### WHAT IS NEEDED
Repeat every record below exactly, omitting any pictures.

[Dataset items]
—————

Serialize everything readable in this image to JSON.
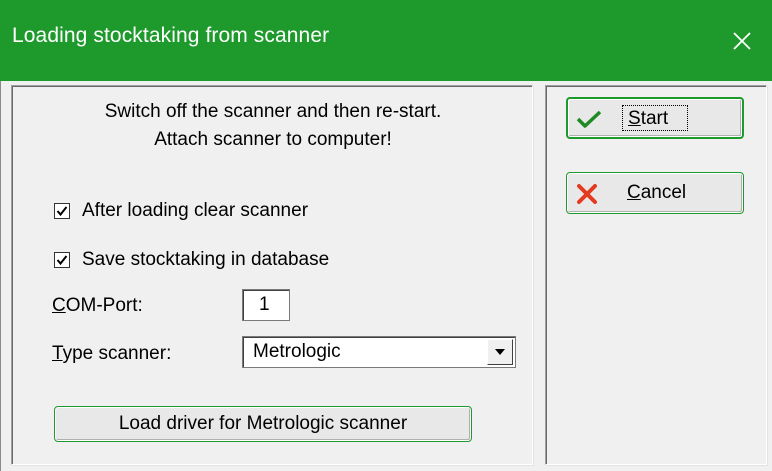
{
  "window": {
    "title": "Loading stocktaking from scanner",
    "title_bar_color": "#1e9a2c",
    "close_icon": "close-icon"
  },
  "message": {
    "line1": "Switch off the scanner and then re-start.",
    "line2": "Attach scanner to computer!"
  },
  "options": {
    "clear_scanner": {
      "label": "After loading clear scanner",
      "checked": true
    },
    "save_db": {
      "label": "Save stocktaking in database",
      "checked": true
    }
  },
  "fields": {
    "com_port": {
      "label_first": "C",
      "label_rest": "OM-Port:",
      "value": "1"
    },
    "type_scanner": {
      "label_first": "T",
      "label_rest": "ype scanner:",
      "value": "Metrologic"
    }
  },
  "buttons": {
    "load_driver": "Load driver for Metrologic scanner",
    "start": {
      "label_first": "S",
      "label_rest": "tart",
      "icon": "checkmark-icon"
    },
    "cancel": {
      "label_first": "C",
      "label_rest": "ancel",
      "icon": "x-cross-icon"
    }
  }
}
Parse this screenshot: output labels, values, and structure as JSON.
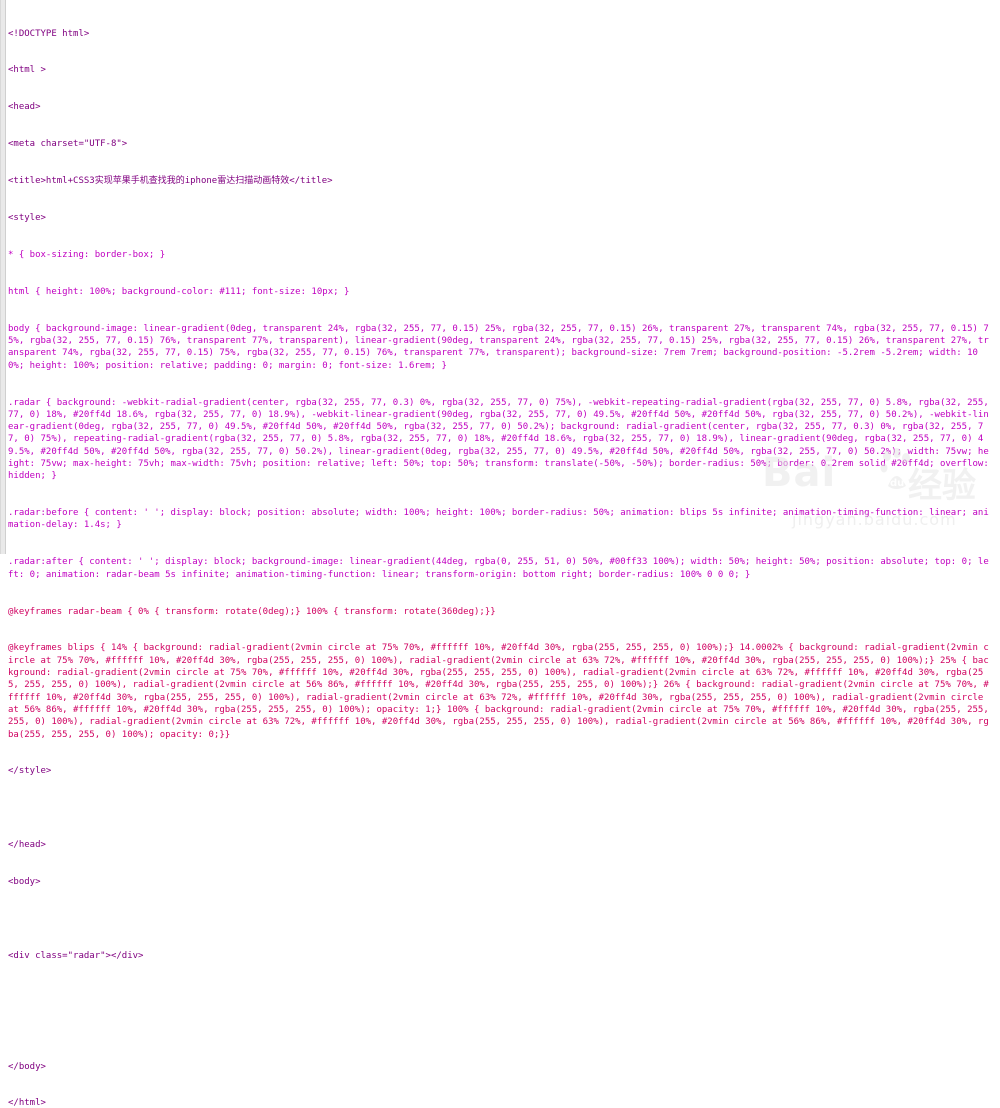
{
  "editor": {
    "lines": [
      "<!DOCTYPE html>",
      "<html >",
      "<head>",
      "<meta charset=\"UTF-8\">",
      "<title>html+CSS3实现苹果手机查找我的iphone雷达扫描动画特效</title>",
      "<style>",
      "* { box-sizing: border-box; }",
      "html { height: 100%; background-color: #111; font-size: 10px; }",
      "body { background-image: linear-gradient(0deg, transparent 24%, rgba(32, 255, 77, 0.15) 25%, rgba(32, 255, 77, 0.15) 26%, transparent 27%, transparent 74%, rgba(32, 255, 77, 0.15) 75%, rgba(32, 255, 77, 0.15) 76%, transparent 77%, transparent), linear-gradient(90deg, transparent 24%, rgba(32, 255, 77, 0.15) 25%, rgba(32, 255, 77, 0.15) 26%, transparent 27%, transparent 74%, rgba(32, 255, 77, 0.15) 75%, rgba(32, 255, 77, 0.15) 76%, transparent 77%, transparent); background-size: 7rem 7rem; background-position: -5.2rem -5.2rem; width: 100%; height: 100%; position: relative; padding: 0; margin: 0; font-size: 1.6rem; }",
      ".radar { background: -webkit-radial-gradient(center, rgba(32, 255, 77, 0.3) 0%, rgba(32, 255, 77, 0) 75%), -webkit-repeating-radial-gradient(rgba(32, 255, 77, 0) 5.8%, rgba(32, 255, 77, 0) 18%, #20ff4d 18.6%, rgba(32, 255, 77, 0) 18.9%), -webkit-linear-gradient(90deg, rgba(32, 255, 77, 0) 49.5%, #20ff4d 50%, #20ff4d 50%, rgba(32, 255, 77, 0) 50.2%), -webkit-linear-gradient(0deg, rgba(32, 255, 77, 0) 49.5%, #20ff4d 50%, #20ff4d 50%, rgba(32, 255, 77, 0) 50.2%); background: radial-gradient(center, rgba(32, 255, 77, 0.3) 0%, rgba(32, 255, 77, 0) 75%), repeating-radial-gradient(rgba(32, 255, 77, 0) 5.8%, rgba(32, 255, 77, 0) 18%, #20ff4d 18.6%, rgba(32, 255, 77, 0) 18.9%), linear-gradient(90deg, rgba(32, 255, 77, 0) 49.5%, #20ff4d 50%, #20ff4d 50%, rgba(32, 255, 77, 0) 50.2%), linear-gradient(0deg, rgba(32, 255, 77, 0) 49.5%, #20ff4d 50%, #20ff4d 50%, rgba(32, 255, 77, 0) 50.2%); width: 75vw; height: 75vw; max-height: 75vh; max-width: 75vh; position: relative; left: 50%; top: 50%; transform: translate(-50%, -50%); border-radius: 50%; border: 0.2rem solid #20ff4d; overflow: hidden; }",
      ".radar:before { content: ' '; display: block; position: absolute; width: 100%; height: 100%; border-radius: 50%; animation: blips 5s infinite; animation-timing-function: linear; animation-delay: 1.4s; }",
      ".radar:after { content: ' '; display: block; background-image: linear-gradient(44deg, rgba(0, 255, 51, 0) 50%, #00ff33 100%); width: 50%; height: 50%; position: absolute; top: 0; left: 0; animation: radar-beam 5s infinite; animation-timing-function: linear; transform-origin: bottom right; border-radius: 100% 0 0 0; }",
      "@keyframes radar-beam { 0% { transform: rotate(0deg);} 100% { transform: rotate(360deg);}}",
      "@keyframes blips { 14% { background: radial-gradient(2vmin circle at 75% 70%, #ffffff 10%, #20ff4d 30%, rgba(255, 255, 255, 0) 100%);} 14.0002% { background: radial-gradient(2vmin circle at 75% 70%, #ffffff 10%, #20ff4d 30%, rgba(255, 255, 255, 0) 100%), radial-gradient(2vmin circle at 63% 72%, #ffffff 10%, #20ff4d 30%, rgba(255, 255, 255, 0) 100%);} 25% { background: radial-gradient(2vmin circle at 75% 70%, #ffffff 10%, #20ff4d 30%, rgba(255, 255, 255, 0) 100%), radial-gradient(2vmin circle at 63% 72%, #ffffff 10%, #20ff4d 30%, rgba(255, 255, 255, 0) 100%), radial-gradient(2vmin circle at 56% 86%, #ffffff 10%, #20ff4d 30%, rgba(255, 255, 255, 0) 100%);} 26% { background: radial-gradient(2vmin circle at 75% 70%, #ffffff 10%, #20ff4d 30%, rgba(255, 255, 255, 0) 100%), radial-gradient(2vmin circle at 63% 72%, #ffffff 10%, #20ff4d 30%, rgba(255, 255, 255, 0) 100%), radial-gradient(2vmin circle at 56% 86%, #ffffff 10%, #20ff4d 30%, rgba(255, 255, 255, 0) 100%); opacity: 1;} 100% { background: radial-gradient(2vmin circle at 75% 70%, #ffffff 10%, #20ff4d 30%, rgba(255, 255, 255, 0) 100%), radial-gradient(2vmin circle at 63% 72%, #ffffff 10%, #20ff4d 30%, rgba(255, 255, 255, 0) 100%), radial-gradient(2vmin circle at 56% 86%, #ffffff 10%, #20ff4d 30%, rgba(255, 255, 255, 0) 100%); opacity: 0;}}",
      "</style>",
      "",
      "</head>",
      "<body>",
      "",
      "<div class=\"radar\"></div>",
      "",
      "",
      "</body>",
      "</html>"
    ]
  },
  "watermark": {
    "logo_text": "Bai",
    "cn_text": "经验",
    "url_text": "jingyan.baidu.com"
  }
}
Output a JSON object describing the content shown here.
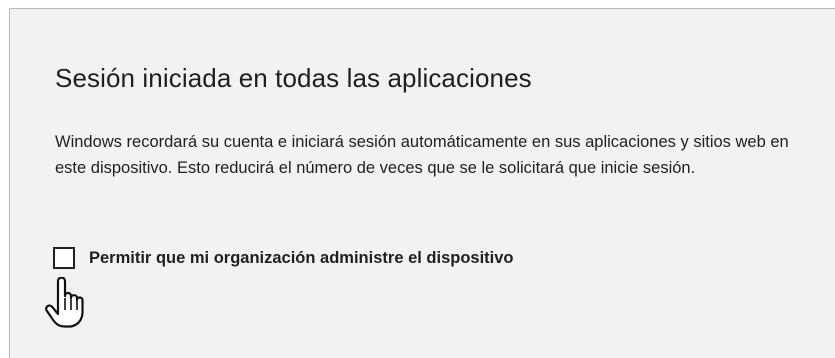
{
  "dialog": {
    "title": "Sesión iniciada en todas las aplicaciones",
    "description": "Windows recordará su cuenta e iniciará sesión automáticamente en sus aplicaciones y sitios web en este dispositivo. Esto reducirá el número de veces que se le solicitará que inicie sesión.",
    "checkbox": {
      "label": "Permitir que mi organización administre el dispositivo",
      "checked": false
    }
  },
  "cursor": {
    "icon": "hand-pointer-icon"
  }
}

—————

### SOLUTION BELOW
Serialize everything readable in this image to JSON.
{
  "window": {
    "title": "Loading stocktaking from scanner",
    "title_bar_color": "#1e9a2c",
    "close_icon": "close-icon"
  },
  "message": {
    "line1": "Switch off the scanner and then re-start.",
    "line2": "Attach scanner to computer!"
  },
  "options": {
    "clear_scanner": {
      "label": "After loading clear scanner",
      "checked": true
    },
    "save_db": {
      "label": "Save stocktaking in database",
      "checked": true
    }
  },
  "fields": {
    "com_port": {
      "label_first": "C",
      "label_rest": "OM-Port:",
      "value": "1"
    },
    "type_scanner": {
      "label_first": "T",
      "label_rest": "ype scanner:",
      "value": "Metrologic"
    }
  },
  "buttons": {
    "load_driver": "Load driver for Metrologic scanner",
    "start": {
      "label_first": "S",
      "label_rest": "tart",
      "icon": "checkmark-icon"
    },
    "cancel": {
      "label_first": "C",
      "label_rest": "ancel",
      "icon": "x-cross-icon"
    }
  }
}
Parse this screenshot: output labels, values, and structure as JSON.
{
  "editor": {
    "lines": [
      "<!DOCTYPE html>",
      "<html >",
      "<head>",
      "<meta charset=\"UTF-8\">",
      "<title>html+CSS3实现苹果手机查找我的iphone雷达扫描动画特效</title>",
      "<style>",
      "* { box-sizing: border-box; }",
      "html { height: 100%; background-color: #111; font-size: 10px; }",
      "body { background-image: linear-gradient(0deg, transparent 24%, rgba(32, 255, 77, 0.15) 25%, rgba(32, 255, 77, 0.15) 26%, transparent 27%, transparent 74%, rgba(32, 255, 77, 0.15) 75%, rgba(32, 255, 77, 0.15) 76%, transparent 77%, transparent), linear-gradient(90deg, transparent 24%, rgba(32, 255, 77, 0.15) 25%, rgba(32, 255, 77, 0.15) 26%, transparent 27%, transparent 74%, rgba(32, 255, 77, 0.15) 75%, rgba(32, 255, 77, 0.15) 76%, transparent 77%, transparent); background-size: 7rem 7rem; background-position: -5.2rem -5.2rem; width: 100%; height: 100%; position: relative; padding: 0; margin: 0; font-size: 1.6rem; }",
      ".radar { background: -webkit-radial-gradient(center, rgba(32, 255, 77, 0.3) 0%, rgba(32, 255, 77, 0) 75%), -webkit-repeating-radial-gradient(rgba(32, 255, 77, 0) 5.8%, rgba(32, 255, 77, 0) 18%, #20ff4d 18.6%, rgba(32, 255, 77, 0) 18.9%), -webkit-linear-gradient(90deg, rgba(32, 255, 77, 0) 49.5%, #20ff4d 50%, #20ff4d 50%, rgba(32, 255, 77, 0) 50.2%), -webkit-linear-gradient(0deg, rgba(32, 255, 77, 0) 49.5%, #20ff4d 50%, #20ff4d 50%, rgba(32, 255, 77, 0) 50.2%); background: radial-gradient(center, rgba(32, 255, 77, 0.3) 0%, rgba(32, 255, 77, 0) 75%), repeating-radial-gradient(rgba(32, 255, 77, 0) 5.8%, rgba(32, 255, 77, 0) 18%, #20ff4d 18.6%, rgba(32, 255, 77, 0) 18.9%), linear-gradient(90deg, rgba(32, 255, 77, 0) 49.5%, #20ff4d 50%, #20ff4d 50%, rgba(32, 255, 77, 0) 50.2%), linear-gradient(0deg, rgba(32, 255, 77, 0) 49.5%, #20ff4d 50%, #20ff4d 50%, rgba(32, 255, 77, 0) 50.2%); width: 75vw; height: 75vw; max-height: 75vh; max-width: 75vh; position: relative; left: 50%; top: 50%; transform: translate(-50%, -50%); border-radius: 50%; border: 0.2rem solid #20ff4d; overflow: hidden; }",
      ".radar:before { content: ' '; display: block; position: absolute; width: 100%; height: 100%; border-radius: 50%; animation: blips 5s infinite; animation-timing-function: linear; animation-delay: 1.4s; }",
      ".radar:after { content: ' '; display: block; background-image: linear-gradient(44deg, rgba(0, 255, 51, 0) 50%, #00ff33 100%); width: 50%; height: 50%; position: absolute; top: 0; left: 0; animation: radar-beam 5s infinite; animation-timing-function: linear; transform-origin: bottom right; border-radius: 100% 0 0 0; }",
      "@keyframes radar-beam { 0% { transform: rotate(0deg);} 100% { transform: rotate(360deg);}}",
      "@keyframes blips { 14% { background: radial-gradient(2vmin circle at 75% 70%, #ffffff 10%, #20ff4d 30%, rgba(255, 255, 255, 0) 100%);} 14.0002% { background: radial-gradient(2vmin circle at 75% 70%, #ffffff 10%, #20ff4d 30%, rgba(255, 255, 255, 0) 100%), radial-gradient(2vmin circle at 63% 72%, #ffffff 10%, #20ff4d 30%, rgba(255, 255, 255, 0) 100%);} 25% { background: radial-gradient(2vmin circle at 75% 70%, #ffffff 10%, #20ff4d 30%, rgba(255, 255, 255, 0) 100%), radial-gradient(2vmin circle at 63% 72%, #ffffff 10%, #20ff4d 30%, rgba(255, 255, 255, 0) 100%), radial-gradient(2vmin circle at 56% 86%, #ffffff 10%, #20ff4d 30%, rgba(255, 255, 255, 0) 100%);} 26% { background: radial-gradient(2vmin circle at 75% 70%, #ffffff 10%, #20ff4d 30%, rgba(255, 255, 255, 0) 100%), radial-gradient(2vmin circle at 63% 72%, #ffffff 10%, #20ff4d 30%, rgba(255, 255, 255, 0) 100%), radial-gradient(2vmin circle at 56% 86%, #ffffff 10%, #20ff4d 30%, rgba(255, 255, 255, 0) 100%); opacity: 1;} 100% { background: radial-gradient(2vmin circle at 75% 70%, #ffffff 10%, #20ff4d 30%, rgba(255, 255, 255, 0) 100%), radial-gradient(2vmin circle at 63% 72%, #ffffff 10%, #20ff4d 30%, rgba(255, 255, 255, 0) 100%), radial-gradient(2vmin circle at 56% 86%, #ffffff 10%, #20ff4d 30%, rgba(255, 255, 255, 0) 100%); opacity: 0;}}",
      "</style>",
      "",
      "</head>",
      "<body>",
      "",
      "<div class=\"radar\"></div>",
      "",
      "",
      "</body>",
      "</html>"
    ]
  },
  "watermark": {
    "logo_text": "Bai",
    "cn_text": "经验",
    "url_text": "jingyan.baidu.com"
  }
}
Output a JSON object describing the content shown here.
{
  "dialog": {
    "title": "Sesión iniciada en todas las aplicaciones",
    "description": "Windows recordará su cuenta e iniciará sesión automáticamente en sus aplicaciones y sitios web en este dispositivo. Esto reducirá el número de veces que se le solicitará que inicie sesión.",
    "checkbox": {
      "label": "Permitir que mi organización administre el dispositivo",
      "checked": false
    }
  },
  "cursor": {
    "icon": "hand-pointer-icon"
  }
}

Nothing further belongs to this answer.